WHAT THE TASK REQUIRES:
Type out every line below exactly as it reads.

--- START OF DATA SECTION ---

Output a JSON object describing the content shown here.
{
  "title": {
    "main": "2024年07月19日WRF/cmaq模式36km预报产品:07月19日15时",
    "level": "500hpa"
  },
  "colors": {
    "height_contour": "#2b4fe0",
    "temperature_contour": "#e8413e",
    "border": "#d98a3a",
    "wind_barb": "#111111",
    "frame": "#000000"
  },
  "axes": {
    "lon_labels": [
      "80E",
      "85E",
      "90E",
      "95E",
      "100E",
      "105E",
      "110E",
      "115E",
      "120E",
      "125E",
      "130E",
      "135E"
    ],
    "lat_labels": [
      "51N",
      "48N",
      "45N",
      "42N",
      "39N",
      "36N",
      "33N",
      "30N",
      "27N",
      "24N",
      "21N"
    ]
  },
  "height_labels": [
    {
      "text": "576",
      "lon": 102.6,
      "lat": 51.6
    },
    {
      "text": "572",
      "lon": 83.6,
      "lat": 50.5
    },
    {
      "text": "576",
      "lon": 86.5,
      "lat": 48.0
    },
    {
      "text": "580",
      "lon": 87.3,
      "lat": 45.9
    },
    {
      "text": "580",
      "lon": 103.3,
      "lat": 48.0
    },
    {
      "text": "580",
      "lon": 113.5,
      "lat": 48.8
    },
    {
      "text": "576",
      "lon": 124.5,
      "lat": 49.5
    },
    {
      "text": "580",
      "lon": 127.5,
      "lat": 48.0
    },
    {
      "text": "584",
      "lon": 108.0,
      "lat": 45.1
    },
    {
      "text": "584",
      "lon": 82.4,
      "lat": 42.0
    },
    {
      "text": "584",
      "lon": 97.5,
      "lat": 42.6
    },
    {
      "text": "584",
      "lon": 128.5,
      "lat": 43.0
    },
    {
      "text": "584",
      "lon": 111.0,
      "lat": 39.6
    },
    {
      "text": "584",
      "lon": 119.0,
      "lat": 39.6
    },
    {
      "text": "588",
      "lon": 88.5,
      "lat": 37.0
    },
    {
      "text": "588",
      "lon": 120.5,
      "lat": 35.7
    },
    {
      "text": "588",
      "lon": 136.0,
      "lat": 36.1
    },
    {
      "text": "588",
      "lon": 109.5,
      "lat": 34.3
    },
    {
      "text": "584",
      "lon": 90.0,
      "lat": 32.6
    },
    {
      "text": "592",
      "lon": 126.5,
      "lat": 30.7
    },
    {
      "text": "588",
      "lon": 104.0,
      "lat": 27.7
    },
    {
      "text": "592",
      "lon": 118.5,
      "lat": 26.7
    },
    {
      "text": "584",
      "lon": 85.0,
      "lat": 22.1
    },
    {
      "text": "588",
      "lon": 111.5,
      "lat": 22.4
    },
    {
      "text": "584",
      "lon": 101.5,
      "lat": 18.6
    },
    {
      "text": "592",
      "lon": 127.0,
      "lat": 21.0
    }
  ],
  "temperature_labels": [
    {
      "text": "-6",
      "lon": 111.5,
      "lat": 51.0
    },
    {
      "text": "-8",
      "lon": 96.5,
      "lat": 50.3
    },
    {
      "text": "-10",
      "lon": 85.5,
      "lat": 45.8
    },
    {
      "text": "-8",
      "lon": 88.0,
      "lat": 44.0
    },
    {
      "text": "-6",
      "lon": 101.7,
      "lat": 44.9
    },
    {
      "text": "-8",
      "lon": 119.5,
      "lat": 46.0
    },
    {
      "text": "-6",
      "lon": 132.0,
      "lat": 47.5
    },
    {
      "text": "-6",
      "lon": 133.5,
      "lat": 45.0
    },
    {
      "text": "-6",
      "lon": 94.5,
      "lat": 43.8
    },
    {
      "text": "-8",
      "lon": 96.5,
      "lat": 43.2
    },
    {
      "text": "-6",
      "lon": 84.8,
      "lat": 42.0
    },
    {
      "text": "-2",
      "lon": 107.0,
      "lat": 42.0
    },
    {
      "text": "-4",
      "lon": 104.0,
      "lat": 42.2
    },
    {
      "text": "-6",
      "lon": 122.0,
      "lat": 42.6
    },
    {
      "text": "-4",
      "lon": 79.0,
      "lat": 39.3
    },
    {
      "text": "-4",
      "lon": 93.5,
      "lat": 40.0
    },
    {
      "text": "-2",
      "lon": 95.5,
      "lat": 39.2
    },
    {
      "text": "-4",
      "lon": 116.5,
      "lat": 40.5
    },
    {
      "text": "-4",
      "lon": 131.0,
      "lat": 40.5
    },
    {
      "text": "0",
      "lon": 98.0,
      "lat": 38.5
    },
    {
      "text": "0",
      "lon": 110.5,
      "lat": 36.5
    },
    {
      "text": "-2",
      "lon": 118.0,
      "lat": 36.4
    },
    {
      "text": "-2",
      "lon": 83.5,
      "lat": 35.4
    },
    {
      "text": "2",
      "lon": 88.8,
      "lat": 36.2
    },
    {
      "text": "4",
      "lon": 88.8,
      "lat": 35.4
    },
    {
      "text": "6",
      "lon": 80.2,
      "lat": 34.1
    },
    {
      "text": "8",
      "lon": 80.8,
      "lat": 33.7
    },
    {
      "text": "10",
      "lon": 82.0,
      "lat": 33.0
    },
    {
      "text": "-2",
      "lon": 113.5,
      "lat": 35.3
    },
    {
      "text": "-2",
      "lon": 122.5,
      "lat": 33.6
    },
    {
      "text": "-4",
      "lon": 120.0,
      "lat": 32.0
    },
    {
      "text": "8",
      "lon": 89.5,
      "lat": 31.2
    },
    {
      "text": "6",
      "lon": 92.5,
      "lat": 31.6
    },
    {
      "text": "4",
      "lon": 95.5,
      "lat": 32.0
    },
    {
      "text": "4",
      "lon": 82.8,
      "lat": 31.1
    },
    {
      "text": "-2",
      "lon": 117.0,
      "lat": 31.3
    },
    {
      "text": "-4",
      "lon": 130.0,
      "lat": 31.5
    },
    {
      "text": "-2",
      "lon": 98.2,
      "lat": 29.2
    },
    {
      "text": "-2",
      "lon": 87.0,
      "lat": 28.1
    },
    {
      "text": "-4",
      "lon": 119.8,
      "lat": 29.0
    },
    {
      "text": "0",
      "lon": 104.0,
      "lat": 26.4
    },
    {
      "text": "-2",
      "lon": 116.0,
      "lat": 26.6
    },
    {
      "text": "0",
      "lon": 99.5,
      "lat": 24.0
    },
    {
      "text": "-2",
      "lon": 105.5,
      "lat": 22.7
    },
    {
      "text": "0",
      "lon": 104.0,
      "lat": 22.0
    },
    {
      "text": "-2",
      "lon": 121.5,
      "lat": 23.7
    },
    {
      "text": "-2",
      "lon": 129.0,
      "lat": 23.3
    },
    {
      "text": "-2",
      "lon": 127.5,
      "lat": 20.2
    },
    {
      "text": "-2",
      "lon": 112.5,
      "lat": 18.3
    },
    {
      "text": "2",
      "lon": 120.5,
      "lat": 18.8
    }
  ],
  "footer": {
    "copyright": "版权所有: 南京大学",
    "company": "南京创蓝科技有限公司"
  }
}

--- END OF DATA SECTION ---

RESULT FOR THIS EXERCISE:
Output a JSON object describing the content shown here.
{
  "title": {
    "main": "2024年07月19日WRF/cmaq模式36km预报产品:07月19日15时",
    "level": "500hpa"
  },
  "colors": {
    "height_contour": "#2b4fe0",
    "temperature_contour": "#e8413e",
    "border": "#d98a3a",
    "wind_barb": "#111111",
    "frame": "#000000"
  },
  "axes": {
    "lon_labels": [
      "80E",
      "85E",
      "90E",
      "95E",
      "100E",
      "105E",
      "110E",
      "115E",
      "120E",
      "125E",
      "130E",
      "135E"
    ],
    "lat_labels": [
      "51N",
      "48N",
      "45N",
      "42N",
      "39N",
      "36N",
      "33N",
      "30N",
      "27N",
      "24N",
      "21N"
    ]
  },
  "height_labels": [
    {
      "text": "576",
      "lon": 102.6,
      "lat": 51.6
    },
    {
      "text": "572",
      "lon": 83.6,
      "lat": 50.5
    },
    {
      "text": "576",
      "lon": 86.5,
      "lat": 48.0
    },
    {
      "text": "580",
      "lon": 87.3,
      "lat": 45.9
    },
    {
      "text": "580",
      "lon": 103.3,
      "lat": 48.0
    },
    {
      "text": "580",
      "lon": 113.5,
      "lat": 48.8
    },
    {
      "text": "576",
      "lon": 124.5,
      "lat": 49.5
    },
    {
      "text": "580",
      "lon": 127.5,
      "lat": 48.0
    },
    {
      "text": "584",
      "lon": 108.0,
      "lat": 45.1
    },
    {
      "text": "584",
      "lon": 82.4,
      "lat": 42.0
    },
    {
      "text": "584",
      "lon": 97.5,
      "lat": 42.6
    },
    {
      "text": "584",
      "lon": 128.5,
      "lat": 43.0
    },
    {
      "text": "584",
      "lon": 111.0,
      "lat": 39.6
    },
    {
      "text": "584",
      "lon": 119.0,
      "lat": 39.6
    },
    {
      "text": "588",
      "lon": 88.5,
      "lat": 37.0
    },
    {
      "text": "588",
      "lon": 120.5,
      "lat": 35.7
    },
    {
      "text": "588",
      "lon": 136.0,
      "lat": 36.1
    },
    {
      "text": "588",
      "lon": 109.5,
      "lat": 34.3
    },
    {
      "text": "584",
      "lon": 90.0,
      "lat": 32.6
    },
    {
      "text": "592",
      "lon": 126.5,
      "lat": 30.7
    },
    {
      "text": "588",
      "lon": 104.0,
      "lat": 27.7
    },
    {
      "text": "592",
      "lon": 118.5,
      "lat": 26.7
    },
    {
      "text": "584",
      "lon": 85.0,
      "lat": 22.1
    },
    {
      "text": "588",
      "lon": 111.5,
      "lat": 22.4
    },
    {
      "text": "584",
      "lon": 101.5,
      "lat": 18.6
    },
    {
      "text": "592",
      "lon": 127.0,
      "lat": 21.0
    }
  ],
  "temperature_labels": [
    {
      "text": "-6",
      "lon": 111.5,
      "lat": 51.0
    },
    {
      "text": "-8",
      "lon": 96.5,
      "lat": 50.3
    },
    {
      "text": "-10",
      "lon": 85.5,
      "lat": 45.8
    },
    {
      "text": "-8",
      "lon": 88.0,
      "lat": 44.0
    },
    {
      "text": "-6",
      "lon": 101.7,
      "lat": 44.9
    },
    {
      "text": "-8",
      "lon": 119.5,
      "lat": 46.0
    },
    {
      "text": "-6",
      "lon": 132.0,
      "lat": 47.5
    },
    {
      "text": "-6",
      "lon": 133.5,
      "lat": 45.0
    },
    {
      "text": "-6",
      "lon": 94.5,
      "lat": 43.8
    },
    {
      "text": "-8",
      "lon": 96.5,
      "lat": 43.2
    },
    {
      "text": "-6",
      "lon": 84.8,
      "lat": 42.0
    },
    {
      "text": "-2",
      "lon": 107.0,
      "lat": 42.0
    },
    {
      "text": "-4",
      "lon": 104.0,
      "lat": 42.2
    },
    {
      "text": "-6",
      "lon": 122.0,
      "lat": 42.6
    },
    {
      "text": "-4",
      "lon": 79.0,
      "lat": 39.3
    },
    {
      "text": "-4",
      "lon": 93.5,
      "lat": 40.0
    },
    {
      "text": "-2",
      "lon": 95.5,
      "lat": 39.2
    },
    {
      "text": "-4",
      "lon": 116.5,
      "lat": 40.5
    },
    {
      "text": "-4",
      "lon": 131.0,
      "lat": 40.5
    },
    {
      "text": "0",
      "lon": 98.0,
      "lat": 38.5
    },
    {
      "text": "0",
      "lon": 110.5,
      "lat": 36.5
    },
    {
      "text": "-2",
      "lon": 118.0,
      "lat": 36.4
    },
    {
      "text": "-2",
      "lon": 83.5,
      "lat": 35.4
    },
    {
      "text": "2",
      "lon": 88.8,
      "lat": 36.2
    },
    {
      "text": "4",
      "lon": 88.8,
      "lat": 35.4
    },
    {
      "text": "6",
      "lon": 80.2,
      "lat": 34.1
    },
    {
      "text": "8",
      "lon": 80.8,
      "lat": 33.7
    },
    {
      "text": "10",
      "lon": 82.0,
      "lat": 33.0
    },
    {
      "text": "-2",
      "lon": 113.5,
      "lat": 35.3
    },
    {
      "text": "-2",
      "lon": 122.5,
      "lat": 33.6
    },
    {
      "text": "-4",
      "lon": 120.0,
      "lat": 32.0
    },
    {
      "text": "8",
      "lon": 89.5,
      "lat": 31.2
    },
    {
      "text": "6",
      "lon": 92.5,
      "lat": 31.6
    },
    {
      "text": "4",
      "lon": 95.5,
      "lat": 32.0
    },
    {
      "text": "4",
      "lon": 82.8,
      "lat": 31.1
    },
    {
      "text": "-2",
      "lon": 117.0,
      "lat": 31.3
    },
    {
      "text": "-4",
      "lon": 130.0,
      "lat": 31.5
    },
    {
      "text": "-2",
      "lon": 98.2,
      "lat": 29.2
    },
    {
      "text": "-2",
      "lon": 87.0,
      "lat": 28.1
    },
    {
      "text": "-4",
      "lon": 119.8,
      "lat": 29.0
    },
    {
      "text": "0",
      "lon": 104.0,
      "lat": 26.4
    },
    {
      "text": "-2",
      "lon": 116.0,
      "lat": 26.6
    },
    {
      "text": "0",
      "lon": 99.5,
      "lat": 24.0
    },
    {
      "text": "-2",
      "lon": 105.5,
      "lat": 22.7
    },
    {
      "text": "0",
      "lon": 104.0,
      "lat": 22.0
    },
    {
      "text": "-2",
      "lon": 121.5,
      "lat": 23.7
    },
    {
      "text": "-2",
      "lon": 129.0,
      "lat": 23.3
    },
    {
      "text": "-2",
      "lon": 127.5,
      "lat": 20.2
    },
    {
      "text": "-2",
      "lon": 112.5,
      "lat": 18.3
    },
    {
      "text": "2",
      "lon": 120.5,
      "lat": 18.8
    }
  ],
  "footer": {
    "copyright": "版权所有: 南京大学",
    "company": "南京创蓝科技有限公司"
  }
}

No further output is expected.